◆ Fragmento seleccionado
ARTÍCULOS, 2
Por David Martínez Romero
Rafael, La escuela de Atenas
Prólogo
II
Hay, al menos para mí, una sana comodidad en la libre
divagación en torno a lo universal. Otros dirán que abundando en generalidades
no se puede llegar nunca a buen puerto, que todas las generalizaciones son
injustas, y por lo tanto enemigas de lo concreto, de lo que se puede palpar, de
la realidad tangible del aquí y del ahora. Pero sucede que una vez comienza uno
a hablar, ya está generalizando, moviéndose única y exclusivamente en el
terreno de lo universal, cuyo reino es el lenguaje, y a Dios gracias. Pues sin
esta donación que llamamos lenguaje, o habla, o palabra, y que consiste, por de
pronto, en universalizar, no cabría
la menor posibilidad de hablar en general
ni concretamente de cosas tales como realidades, concreciones, aquís ni ahoras, todo ello generalizaciones absolutas sin las cuales aún
permaneceríamos vibrando en el magma de la inconsciencia ya no animal, sino
inorgánica. Pero quizá esta comodidad mía no sea más que una seducción y una
facilidad, habida cuenta de que ante mí yacen dos mil quinientos años de
filosofía a través de la cual el pensamiento ya ha producido las figuras sobre
las que descansa cómodamente mi propio pensar. Remito, sin más indicaciones por
el momento, a la Ciencia de la lógica
de Hegel y en concreto, por concretar, a la “Doctrina del concepto”, donde ya
se explicita y fluidifica exhaustivamente la relación entre lo singular, lo
particular y lo universal. Demos esto por sabido. Demos la historia entera por
efectivamente acontecida. ¿Qué tarea le queda aún hoy reservada al pensar?

◆ Registros de datos
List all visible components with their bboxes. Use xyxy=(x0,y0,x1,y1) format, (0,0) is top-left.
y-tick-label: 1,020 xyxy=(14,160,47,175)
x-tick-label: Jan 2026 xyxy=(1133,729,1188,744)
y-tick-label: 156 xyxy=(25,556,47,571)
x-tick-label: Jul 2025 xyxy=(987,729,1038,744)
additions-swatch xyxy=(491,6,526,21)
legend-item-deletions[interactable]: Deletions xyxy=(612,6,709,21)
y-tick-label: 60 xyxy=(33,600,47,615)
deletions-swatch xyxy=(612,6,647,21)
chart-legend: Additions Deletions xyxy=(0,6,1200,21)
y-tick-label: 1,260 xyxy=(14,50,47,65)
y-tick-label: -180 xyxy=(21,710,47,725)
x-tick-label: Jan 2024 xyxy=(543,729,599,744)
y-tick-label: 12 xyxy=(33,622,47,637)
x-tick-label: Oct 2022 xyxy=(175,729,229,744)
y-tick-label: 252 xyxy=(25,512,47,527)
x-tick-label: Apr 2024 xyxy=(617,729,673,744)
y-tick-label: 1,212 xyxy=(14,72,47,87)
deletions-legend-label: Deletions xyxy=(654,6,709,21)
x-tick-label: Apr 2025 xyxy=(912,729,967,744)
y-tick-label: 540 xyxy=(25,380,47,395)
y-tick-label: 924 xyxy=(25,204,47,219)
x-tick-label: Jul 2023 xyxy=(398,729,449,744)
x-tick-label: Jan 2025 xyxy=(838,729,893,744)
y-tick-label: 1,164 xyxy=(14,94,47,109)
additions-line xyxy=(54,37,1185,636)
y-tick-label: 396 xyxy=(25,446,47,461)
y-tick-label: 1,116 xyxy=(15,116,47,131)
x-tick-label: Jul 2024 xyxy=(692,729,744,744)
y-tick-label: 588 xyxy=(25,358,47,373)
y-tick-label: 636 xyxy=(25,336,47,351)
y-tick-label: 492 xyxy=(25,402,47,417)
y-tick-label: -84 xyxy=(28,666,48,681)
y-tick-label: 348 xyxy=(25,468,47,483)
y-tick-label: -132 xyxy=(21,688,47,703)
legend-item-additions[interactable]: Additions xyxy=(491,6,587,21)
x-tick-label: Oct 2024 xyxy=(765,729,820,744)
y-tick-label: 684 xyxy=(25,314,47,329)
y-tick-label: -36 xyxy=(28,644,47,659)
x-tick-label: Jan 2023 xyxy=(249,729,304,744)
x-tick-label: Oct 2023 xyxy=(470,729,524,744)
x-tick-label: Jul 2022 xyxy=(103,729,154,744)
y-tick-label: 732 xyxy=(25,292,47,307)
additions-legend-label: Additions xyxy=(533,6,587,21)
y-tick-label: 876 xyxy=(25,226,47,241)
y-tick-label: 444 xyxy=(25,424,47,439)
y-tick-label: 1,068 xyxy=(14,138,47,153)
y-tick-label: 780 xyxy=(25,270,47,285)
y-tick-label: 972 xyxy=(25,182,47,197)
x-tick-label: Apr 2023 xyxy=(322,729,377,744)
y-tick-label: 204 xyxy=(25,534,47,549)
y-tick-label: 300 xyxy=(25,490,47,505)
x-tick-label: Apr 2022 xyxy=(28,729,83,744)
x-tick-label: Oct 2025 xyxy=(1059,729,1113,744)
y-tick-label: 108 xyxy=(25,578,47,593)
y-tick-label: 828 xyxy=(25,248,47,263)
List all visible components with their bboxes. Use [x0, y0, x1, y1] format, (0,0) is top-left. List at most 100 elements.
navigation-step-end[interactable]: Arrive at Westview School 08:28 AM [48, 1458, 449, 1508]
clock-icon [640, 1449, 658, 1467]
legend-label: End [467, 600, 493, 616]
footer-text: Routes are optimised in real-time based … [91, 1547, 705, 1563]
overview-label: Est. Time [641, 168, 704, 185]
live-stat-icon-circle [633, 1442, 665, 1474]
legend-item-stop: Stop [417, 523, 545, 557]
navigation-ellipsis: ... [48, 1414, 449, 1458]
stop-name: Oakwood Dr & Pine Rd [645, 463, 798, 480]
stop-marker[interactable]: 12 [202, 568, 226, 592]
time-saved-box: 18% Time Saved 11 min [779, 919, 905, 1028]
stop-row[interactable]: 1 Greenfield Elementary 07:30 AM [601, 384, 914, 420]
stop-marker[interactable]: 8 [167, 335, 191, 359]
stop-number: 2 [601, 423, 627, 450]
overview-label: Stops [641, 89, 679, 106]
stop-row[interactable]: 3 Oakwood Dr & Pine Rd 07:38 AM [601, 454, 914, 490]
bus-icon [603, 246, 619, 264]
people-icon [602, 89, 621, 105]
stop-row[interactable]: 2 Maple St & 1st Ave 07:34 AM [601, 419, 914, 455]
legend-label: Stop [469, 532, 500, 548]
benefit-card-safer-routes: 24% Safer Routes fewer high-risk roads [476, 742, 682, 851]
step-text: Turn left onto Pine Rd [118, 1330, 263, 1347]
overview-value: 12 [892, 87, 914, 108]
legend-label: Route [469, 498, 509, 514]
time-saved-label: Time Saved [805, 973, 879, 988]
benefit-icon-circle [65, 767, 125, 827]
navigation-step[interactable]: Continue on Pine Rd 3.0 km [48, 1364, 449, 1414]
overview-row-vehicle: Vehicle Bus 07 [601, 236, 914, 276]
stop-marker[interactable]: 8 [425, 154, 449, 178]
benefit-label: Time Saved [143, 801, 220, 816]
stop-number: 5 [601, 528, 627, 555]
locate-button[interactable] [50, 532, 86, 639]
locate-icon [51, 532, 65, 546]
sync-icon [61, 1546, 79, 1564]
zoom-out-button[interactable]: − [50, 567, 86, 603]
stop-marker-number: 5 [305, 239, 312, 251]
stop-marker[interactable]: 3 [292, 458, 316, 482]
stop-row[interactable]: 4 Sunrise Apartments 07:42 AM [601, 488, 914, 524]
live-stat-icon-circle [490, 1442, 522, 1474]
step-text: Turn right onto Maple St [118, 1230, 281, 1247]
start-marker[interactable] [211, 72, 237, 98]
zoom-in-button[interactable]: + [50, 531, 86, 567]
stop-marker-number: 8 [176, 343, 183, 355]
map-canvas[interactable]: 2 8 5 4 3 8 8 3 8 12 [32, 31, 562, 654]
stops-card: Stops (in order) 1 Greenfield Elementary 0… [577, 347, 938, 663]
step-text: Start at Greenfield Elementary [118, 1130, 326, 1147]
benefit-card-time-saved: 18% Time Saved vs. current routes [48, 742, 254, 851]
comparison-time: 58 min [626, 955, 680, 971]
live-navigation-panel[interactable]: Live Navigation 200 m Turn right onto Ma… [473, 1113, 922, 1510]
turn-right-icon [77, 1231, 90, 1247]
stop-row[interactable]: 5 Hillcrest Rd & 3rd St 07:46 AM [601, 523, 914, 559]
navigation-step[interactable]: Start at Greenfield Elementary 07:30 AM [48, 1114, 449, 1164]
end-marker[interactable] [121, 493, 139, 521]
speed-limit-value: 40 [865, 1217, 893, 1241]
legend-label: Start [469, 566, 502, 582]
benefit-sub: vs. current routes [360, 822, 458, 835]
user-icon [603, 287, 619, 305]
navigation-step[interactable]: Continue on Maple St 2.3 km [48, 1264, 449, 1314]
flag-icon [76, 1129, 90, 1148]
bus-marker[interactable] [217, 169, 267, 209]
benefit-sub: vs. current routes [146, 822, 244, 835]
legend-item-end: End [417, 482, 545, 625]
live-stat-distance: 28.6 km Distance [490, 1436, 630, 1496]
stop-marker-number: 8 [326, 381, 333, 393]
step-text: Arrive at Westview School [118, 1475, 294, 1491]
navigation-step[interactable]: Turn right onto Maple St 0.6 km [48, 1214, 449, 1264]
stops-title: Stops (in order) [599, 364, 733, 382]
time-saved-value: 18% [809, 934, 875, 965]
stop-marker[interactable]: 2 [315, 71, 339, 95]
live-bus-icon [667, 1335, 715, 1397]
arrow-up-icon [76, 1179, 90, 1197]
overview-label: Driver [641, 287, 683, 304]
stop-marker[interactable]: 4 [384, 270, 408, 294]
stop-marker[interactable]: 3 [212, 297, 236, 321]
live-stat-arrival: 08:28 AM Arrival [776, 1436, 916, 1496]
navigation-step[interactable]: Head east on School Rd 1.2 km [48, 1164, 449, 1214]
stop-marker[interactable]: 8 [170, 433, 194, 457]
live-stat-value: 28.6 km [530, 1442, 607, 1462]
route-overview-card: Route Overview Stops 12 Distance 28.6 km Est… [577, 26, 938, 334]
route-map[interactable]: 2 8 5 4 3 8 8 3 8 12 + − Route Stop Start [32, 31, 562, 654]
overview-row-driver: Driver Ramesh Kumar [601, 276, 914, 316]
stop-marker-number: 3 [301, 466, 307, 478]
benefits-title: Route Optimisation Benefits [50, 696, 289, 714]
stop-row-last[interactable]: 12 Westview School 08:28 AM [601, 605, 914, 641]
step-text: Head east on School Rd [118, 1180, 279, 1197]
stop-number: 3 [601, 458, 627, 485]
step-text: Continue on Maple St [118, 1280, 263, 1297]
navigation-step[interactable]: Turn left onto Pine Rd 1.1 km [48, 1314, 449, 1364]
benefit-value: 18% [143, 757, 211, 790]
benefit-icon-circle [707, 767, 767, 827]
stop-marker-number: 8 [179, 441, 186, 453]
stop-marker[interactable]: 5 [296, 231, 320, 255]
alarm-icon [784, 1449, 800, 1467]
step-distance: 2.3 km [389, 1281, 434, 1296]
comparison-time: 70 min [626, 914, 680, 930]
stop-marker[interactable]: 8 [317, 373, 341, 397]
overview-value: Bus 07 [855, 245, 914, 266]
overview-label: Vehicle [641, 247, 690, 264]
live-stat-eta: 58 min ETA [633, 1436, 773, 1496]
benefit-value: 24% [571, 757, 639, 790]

◆ Tareas propuestas
A) Según el fragmento sobre lo universal, ¿cuántos años de filosofía yacen ante quien escribe?
B) Prolonga el fragmento sobre lo universal a partir de la pregunta con la que se cierra.
El material no hace falta para resolver nada de esto.

◆ Respuestas por tarea
A) Dos mil quinientos años.

B)
Dilucidar la respuesta a esta pregunta supone el gran reto de la obra entera de
Martin Heidegger, y más que el responderla inmediatamente, yo siento como
propia la tarea de recordar que ésta es aún una tarea, un derecho y una obligación de todo ser humano que perciba
su propia humanidad como un camino o un puente o un continuar lo que de todas
formas ha de continuar, quién sabe hacia dónde, o hasta cuándo. He aquí lo fatal, en palabras de Rubén Darío: no
saber adónde vamos, ni de dónde venimos… Pero, ¿es tarea de la filosofía dar
respuesta precisamente a estas
preguntas? ¿Son verdaderamente preguntas? ¿O lo fatal es no saber que ni son
preguntas, ni conducen necesariamente a respuestas, y sobre todo ignorar que el
saber no es una fórmula o panacea para la satisfacción inmediata de ansiedades que, antes de nada, habría que comprobar de
qué tratan, en qué consisten, por qué pulsan? Y así, entiendo que el descenso a
la particularidad no representa una indignidad sino un comienzo, precisamente el
lugar por el que he de comenzar para proseguir con mi trabajo, con mi esfuerzo,
con mi literatura. La primera
reacción instintiva me lleva a disculparme ante la posteridad, lo que demuestra
hasta qué punto yo mismo caigo en eso que pretendo esquivar,[1] y
sin embargo alcanzo a preguntarme: pero… ¿qué posteridad? ¿En qué demonios
estoy pensando? No en vano el primer artículo de este libro habrá de comenzar
con una petición de excusas, y la consiguiente reflexión en torno a lo que ello
implica. Mas en un prólogo no es lo que
toca, y menos cuando, transgrediendo una excelsa tradición, el prólogo está
escrito ante de la finalización del logos, del discurso central, del libro. Lo
que toca, como tocan las campanas en la extensión campestre de los recogidos
pueblos ante la llamada eclesiástica de la torre elevada (suena el tiempo) es
provocar un estado de ánimo, avezar los sentidos en alerta, llamar a lo que
llama, y ante todo ponerse a la escucha, también y desde luego yo mismo.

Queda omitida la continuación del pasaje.